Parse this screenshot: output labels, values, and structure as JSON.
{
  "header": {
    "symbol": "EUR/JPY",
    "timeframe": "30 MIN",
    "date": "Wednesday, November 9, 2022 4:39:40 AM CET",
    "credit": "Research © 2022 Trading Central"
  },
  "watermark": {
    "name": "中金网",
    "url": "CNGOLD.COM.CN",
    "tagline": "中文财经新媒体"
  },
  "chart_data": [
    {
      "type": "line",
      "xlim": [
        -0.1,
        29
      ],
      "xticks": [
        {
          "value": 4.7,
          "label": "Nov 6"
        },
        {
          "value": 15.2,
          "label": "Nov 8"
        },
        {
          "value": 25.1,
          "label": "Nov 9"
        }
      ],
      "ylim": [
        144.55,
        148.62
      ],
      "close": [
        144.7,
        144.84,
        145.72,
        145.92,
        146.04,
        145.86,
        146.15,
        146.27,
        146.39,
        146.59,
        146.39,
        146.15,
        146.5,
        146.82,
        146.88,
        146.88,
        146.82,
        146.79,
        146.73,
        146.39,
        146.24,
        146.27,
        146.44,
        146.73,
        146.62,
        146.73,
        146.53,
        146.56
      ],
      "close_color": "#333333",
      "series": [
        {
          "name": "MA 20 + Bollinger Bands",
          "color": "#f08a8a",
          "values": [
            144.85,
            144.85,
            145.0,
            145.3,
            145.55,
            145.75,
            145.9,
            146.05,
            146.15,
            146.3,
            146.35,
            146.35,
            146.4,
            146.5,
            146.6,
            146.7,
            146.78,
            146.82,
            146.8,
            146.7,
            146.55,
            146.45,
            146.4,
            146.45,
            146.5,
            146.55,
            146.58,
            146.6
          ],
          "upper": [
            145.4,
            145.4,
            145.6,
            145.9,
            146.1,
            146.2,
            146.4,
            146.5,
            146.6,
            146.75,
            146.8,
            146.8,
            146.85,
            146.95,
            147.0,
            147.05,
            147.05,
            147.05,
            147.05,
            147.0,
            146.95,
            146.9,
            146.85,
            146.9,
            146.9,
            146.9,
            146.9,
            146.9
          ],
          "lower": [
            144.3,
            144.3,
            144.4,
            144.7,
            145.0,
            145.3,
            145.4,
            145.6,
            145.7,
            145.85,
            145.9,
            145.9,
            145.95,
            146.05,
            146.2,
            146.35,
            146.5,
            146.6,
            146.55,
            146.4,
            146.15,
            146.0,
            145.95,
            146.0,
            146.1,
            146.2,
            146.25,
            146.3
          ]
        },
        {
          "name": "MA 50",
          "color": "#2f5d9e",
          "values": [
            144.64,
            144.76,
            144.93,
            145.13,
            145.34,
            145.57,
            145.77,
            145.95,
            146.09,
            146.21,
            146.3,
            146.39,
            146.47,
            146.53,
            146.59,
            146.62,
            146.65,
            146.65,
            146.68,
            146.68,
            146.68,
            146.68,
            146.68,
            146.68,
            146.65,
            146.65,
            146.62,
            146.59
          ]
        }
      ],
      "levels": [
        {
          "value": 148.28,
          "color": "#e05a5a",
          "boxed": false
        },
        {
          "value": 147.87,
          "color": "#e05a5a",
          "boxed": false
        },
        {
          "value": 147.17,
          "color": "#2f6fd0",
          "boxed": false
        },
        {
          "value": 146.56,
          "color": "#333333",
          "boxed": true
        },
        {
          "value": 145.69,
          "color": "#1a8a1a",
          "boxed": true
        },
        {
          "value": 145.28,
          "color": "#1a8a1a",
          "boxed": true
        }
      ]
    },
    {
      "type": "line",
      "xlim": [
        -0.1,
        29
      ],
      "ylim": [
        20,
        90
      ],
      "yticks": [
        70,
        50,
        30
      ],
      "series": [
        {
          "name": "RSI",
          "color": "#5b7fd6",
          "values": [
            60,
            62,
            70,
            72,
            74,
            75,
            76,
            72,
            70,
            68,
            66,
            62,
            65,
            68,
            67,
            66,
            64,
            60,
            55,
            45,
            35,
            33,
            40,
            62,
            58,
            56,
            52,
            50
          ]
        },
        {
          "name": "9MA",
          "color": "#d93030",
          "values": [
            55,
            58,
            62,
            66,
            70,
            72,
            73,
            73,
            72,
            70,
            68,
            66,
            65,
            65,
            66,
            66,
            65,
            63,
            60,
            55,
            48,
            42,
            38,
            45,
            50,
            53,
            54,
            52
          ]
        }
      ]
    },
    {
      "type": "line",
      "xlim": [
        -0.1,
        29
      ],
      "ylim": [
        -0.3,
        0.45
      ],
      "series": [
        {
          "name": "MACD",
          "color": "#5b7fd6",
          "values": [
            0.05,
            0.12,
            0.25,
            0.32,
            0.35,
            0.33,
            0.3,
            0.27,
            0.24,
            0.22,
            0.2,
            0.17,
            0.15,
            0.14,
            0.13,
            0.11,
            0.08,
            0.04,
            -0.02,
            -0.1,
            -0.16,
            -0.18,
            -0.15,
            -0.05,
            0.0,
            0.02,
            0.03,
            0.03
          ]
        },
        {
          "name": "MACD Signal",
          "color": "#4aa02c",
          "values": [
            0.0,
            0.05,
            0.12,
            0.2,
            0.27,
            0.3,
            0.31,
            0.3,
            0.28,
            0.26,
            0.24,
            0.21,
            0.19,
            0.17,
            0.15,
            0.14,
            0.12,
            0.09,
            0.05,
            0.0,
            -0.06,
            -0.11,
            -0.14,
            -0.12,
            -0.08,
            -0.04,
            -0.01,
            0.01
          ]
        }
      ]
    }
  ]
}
####################
Instructions to follow
Please restate the data word for word, every record included.

Worked solution
Parse this screenshot: output labels, values, and structure as JSON.
{
  "header": {
    "symbol": "EUR/JPY",
    "timeframe": "30 MIN",
    "date": "Wednesday, November 9, 2022 4:39:40 AM CET",
    "credit": "Research © 2022 Trading Central"
  },
  "watermark": {
    "name": "中金网",
    "url": "CNGOLD.COM.CN",
    "tagline": "中文财经新媒体"
  },
  "chart_data": [
    {
      "type": "line",
      "xlim": [
        -0.1,
        29
      ],
      "xticks": [
        {
          "value": 4.7,
          "label": "Nov 6"
        },
        {
          "value": 15.2,
          "label": "Nov 8"
        },
        {
          "value": 25.1,
          "label": "Nov 9"
        }
      ],
      "ylim": [
        144.55,
        148.62
      ],
      "close": [
        144.7,
        144.84,
        145.72,
        145.92,
        146.04,
        145.86,
        146.15,
        146.27,
        146.39,
        146.59,
        146.39,
        146.15,
        146.5,
        146.82,
        146.88,
        146.88,
        146.82,
        146.79,
        146.73,
        146.39,
        146.24,
        146.27,
        146.44,
        146.73,
        146.62,
        146.73,
        146.53,
        146.56
      ],
      "close_color": "#333333",
      "series": [
        {
          "name": "MA 20 + Bollinger Bands",
          "color": "#f08a8a",
          "values": [
            144.85,
            144.85,
            145.0,
            145.3,
            145.55,
            145.75,
            145.9,
            146.05,
            146.15,
            146.3,
            146.35,
            146.35,
            146.4,
            146.5,
            146.6,
            146.7,
            146.78,
            146.82,
            146.8,
            146.7,
            146.55,
            146.45,
            146.4,
            146.45,
            146.5,
            146.55,
            146.58,
            146.6
          ],
          "upper": [
            145.4,
            145.4,
            145.6,
            145.9,
            146.1,
            146.2,
            146.4,
            146.5,
            146.6,
            146.75,
            146.8,
            146.8,
            146.85,
            146.95,
            147.0,
            147.05,
            147.05,
            147.05,
            147.05,
            147.0,
            146.95,
            146.9,
            146.85,
            146.9,
            146.9,
            146.9,
            146.9,
            146.9
          ],
          "lower": [
            144.3,
            144.3,
            144.4,
            144.7,
            145.0,
            145.3,
            145.4,
            145.6,
            145.7,
            145.85,
            145.9,
            145.9,
            145.95,
            146.05,
            146.2,
            146.35,
            146.5,
            146.6,
            146.55,
            146.4,
            146.15,
            146.0,
            145.95,
            146.0,
            146.1,
            146.2,
            146.25,
            146.3
          ]
        },
        {
          "name": "MA 50",
          "color": "#2f5d9e",
          "values": [
            144.64,
            144.76,
            144.93,
            145.13,
            145.34,
            145.57,
            145.77,
            145.95,
            146.09,
            146.21,
            146.3,
            146.39,
            146.47,
            146.53,
            146.59,
            146.62,
            146.65,
            146.65,
            146.68,
            146.68,
            146.68,
            146.68,
            146.68,
            146.68,
            146.65,
            146.65,
            146.62,
            146.59
          ]
        }
      ],
      "levels": [
        {
          "value": 148.28,
          "color": "#e05a5a",
          "boxed": false
        },
        {
          "value": 147.87,
          "color": "#e05a5a",
          "boxed": false
        },
        {
          "value": 147.17,
          "color": "#2f6fd0",
          "boxed": false
        },
        {
          "value": 146.56,
          "color": "#333333",
          "boxed": true
        },
        {
          "value": 145.69,
          "color": "#1a8a1a",
          "boxed": true
        },
        {
          "value": 145.28,
          "color": "#1a8a1a",
          "boxed": true
        }
      ]
    },
    {
      "type": "line",
      "xlim": [
        -0.1,
        29
      ],
      "ylim": [
        20,
        90
      ],
      "yticks": [
        70,
        50,
        30
      ],
      "series": [
        {
          "name": "RSI",
          "color": "#5b7fd6",
          "values": [
            60,
            62,
            70,
            72,
            74,
            75,
            76,
            72,
            70,
            68,
            66,
            62,
            65,
            68,
            67,
            66,
            64,
            60,
            55,
            45,
            35,
            33,
            40,
            62,
            58,
            56,
            52,
            50
          ]
        },
        {
          "name": "9MA",
          "color": "#d93030",
          "values": [
            55,
            58,
            62,
            66,
            70,
            72,
            73,
            73,
            72,
            70,
            68,
            66,
            65,
            65,
            66,
            66,
            65,
            63,
            60,
            55,
            48,
            42,
            38,
            45,
            50,
            53,
            54,
            52
          ]
        }
      ]
    },
    {
      "type": "line",
      "xlim": [
        -0.1,
        29
      ],
      "ylim": [
        -0.3,
        0.45
      ],
      "series": [
        {
          "name": "MACD",
          "color": "#5b7fd6",
          "values": [
            0.05,
            0.12,
            0.25,
            0.32,
            0.35,
            0.33,
            0.3,
            0.27,
            0.24,
            0.22,
            0.2,
            0.17,
            0.15,
            0.14,
            0.13,
            0.11,
            0.08,
            0.04,
            -0.02,
            -0.1,
            -0.16,
            -0.18,
            -0.15,
            -0.05,
            0.0,
            0.02,
            0.03,
            0.03
          ]
        },
        {
          "name": "MACD Signal",
          "color": "#4aa02c",
          "values": [
            0.0,
            0.05,
            0.12,
            0.2,
            0.27,
            0.3,
            0.31,
            0.3,
            0.28,
            0.26,
            0.24,
            0.21,
            0.19,
            0.17,
            0.15,
            0.14,
            0.12,
            0.09,
            0.05,
            0.0,
            -0.06,
            -0.11,
            -0.14,
            -0.12,
            -0.08,
            -0.04,
            -0.01,
            0.01
          ]
        }
      ]
    }
  ]
}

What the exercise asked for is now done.